**Box coordinate listings**
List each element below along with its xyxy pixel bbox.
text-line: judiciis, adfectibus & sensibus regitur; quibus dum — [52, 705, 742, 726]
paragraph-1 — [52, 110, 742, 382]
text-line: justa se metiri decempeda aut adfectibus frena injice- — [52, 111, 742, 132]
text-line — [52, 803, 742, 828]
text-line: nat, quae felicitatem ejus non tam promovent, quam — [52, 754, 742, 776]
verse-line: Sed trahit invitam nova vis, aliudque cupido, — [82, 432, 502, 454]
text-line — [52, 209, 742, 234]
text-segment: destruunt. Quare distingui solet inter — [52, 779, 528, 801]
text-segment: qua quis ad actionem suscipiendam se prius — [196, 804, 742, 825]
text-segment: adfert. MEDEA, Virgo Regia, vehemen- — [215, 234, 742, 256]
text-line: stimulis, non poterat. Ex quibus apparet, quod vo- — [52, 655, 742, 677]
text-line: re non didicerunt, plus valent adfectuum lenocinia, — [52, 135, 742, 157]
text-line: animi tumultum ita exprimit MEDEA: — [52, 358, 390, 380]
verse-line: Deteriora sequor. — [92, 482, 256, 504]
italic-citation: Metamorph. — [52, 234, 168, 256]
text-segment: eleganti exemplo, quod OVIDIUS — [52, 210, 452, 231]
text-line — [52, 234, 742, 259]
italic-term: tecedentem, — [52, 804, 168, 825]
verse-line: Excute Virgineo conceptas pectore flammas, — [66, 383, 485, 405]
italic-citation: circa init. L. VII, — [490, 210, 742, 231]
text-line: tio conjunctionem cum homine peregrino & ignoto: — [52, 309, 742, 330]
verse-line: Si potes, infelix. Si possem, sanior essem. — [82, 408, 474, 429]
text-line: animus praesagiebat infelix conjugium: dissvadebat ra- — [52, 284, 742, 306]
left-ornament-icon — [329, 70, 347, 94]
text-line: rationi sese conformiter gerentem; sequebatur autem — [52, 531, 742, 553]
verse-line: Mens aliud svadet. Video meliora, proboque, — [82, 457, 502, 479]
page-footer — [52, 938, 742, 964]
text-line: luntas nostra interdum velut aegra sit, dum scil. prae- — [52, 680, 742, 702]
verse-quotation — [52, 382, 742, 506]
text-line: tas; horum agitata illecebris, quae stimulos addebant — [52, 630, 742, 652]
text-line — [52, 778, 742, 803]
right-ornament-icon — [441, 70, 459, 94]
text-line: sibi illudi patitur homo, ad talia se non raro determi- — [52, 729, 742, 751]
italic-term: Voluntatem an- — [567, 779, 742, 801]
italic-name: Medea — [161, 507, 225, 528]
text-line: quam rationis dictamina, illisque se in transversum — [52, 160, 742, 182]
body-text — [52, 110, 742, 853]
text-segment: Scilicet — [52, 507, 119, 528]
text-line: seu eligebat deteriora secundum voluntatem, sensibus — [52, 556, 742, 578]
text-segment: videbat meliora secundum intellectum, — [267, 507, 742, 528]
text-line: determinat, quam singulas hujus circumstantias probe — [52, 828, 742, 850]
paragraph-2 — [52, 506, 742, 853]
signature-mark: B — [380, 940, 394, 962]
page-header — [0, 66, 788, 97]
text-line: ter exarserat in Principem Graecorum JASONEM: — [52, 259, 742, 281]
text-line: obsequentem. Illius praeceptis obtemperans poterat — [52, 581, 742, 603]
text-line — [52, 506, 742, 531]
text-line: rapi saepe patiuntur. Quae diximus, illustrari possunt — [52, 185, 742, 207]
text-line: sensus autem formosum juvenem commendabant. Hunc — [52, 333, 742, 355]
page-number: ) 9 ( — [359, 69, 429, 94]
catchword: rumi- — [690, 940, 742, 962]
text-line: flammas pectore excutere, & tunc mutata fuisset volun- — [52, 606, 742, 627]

**Instruction**
Arrange every line above as a JSON list of strings, one string per line, leaving out any blank lines.

**Completed task**
[
  "List each element below along with its xyxy pixel bbox.",
  "text-line: judiciis, adfectibus & sensibus regitur; quibus dum — [52, 705, 742, 726]",
  "paragraph-1 — [52, 110, 742, 382]",
  "text-line: justa se metiri decempeda aut adfectibus frena injice- — [52, 111, 742, 132]",
  "text-line — [52, 803, 742, 828]",
  "text-line: nat, quae felicitatem ejus non tam promovent, quam — [52, 754, 742, 776]",
  "verse-line: Sed trahit invitam nova vis, aliudque cupido, — [82, 432, 502, 454]",
  "text-line — [52, 209, 742, 234]",
  "text-segment: destruunt. Quare distingui solet inter — [52, 779, 528, 801]",
  "text-segment: qua quis ad actionem suscipiendam se prius — [196, 804, 742, 825]",
  "text-segment: adfert. MEDEA, Virgo Regia, vehemen- — [215, 234, 742, 256]",
  "text-line: stimulis, non poterat. Ex quibus apparet, quod vo- — [52, 655, 742, 677]",
  "text-line: re non didicerunt, plus valent adfectuum lenocinia, — [52, 135, 742, 157]",
  "text-line: animi tumultum ita exprimit MEDEA: — [52, 358, 390, 380]",
  "verse-line: Deteriora sequor. — [92, 482, 256, 504]",
  "italic-citation: Metamorph. — [52, 234, 168, 256]",
  "text-segment: eleganti exemplo, quod OVIDIUS — [52, 210, 452, 231]",
  "text-line — [52, 234, 742, 259]",
  "italic-term: tecedentem, — [52, 804, 168, 825]",
  "verse-line: Excute Virgineo conceptas pectore flammas, — [66, 383, 485, 405]",
  "italic-citation: circa init. L. VII, — [490, 210, 742, 231]",
  "text-line: tio conjunctionem cum homine peregrino & ignoto: — [52, 309, 742, 330]",
  "verse-line: Si potes, infelix. Si possem, sanior essem. — [82, 408, 474, 429]",
  "text-line: animus praesagiebat infelix conjugium: dissvadebat ra- — [52, 284, 742, 306]",
  "left-ornament-icon — [329, 70, 347, 94]",
  "text-line: rationi sese conformiter gerentem; sequebatur autem — [52, 531, 742, 553]",
  "verse-line: Mens aliud svadet. Video meliora, proboque, — [82, 457, 502, 479]",
  "page-footer — [52, 938, 742, 964]",
  "text-line: luntas nostra interdum velut aegra sit, dum scil. prae- — [52, 680, 742, 702]",
  "verse-quotation — [52, 382, 742, 506]",
  "text-line: tas; horum agitata illecebris, quae stimulos addebant — [52, 630, 742, 652]",
  "text-line — [52, 778, 742, 803]",
  "right-ornament-icon — [441, 70, 459, 94]",
  "text-line: sibi illudi patitur homo, ad talia se non raro determi- — [52, 729, 742, 751]",
  "italic-term: Voluntatem an- — [567, 779, 742, 801]",
  "italic-name: Medea — [161, 507, 225, 528]",
  "text-line: quam rationis dictamina, illisque se in transversum — [52, 160, 742, 182]",
  "body-text — [52, 110, 742, 853]",
  "text-segment: Scilicet — [52, 507, 119, 528]",
  "text-line: seu eligebat deteriora secundum voluntatem, sensibus — [52, 556, 742, 578]",
  "text-segment: videbat meliora secundum intellectum, — [267, 507, 742, 528]",
  "text-line: determinat, quam singulas hujus circumstantias probe — [52, 828, 742, 850]",
  "paragraph-2 — [52, 506, 742, 853]",
  "signature-mark: B — [380, 940, 394, 962]",
  "page-header — [0, 66, 788, 97]",
  "text-line: ter exarserat in Principem Graecorum JASONEM: — [52, 259, 742, 281]",
  "text-line: obsequentem. Illius praeceptis obtemperans poterat — [52, 581, 742, 603]",
  "text-line — [52, 506, 742, 531]",
  "text-line: rapi saepe patiuntur. Quae diximus, illustrari possunt — [52, 185, 742, 207]",
  "text-line: sensus autem formosum juvenem commendabant. Hunc — [52, 333, 742, 355]",
  "page-number: ) 9 ( — [359, 69, 429, 94]",
  "catchword: rumi- — [690, 940, 742, 962]",
  "text-line: flammas pectore excutere, & tunc mutata fuisset volun- — [52, 606, 742, 627]"
]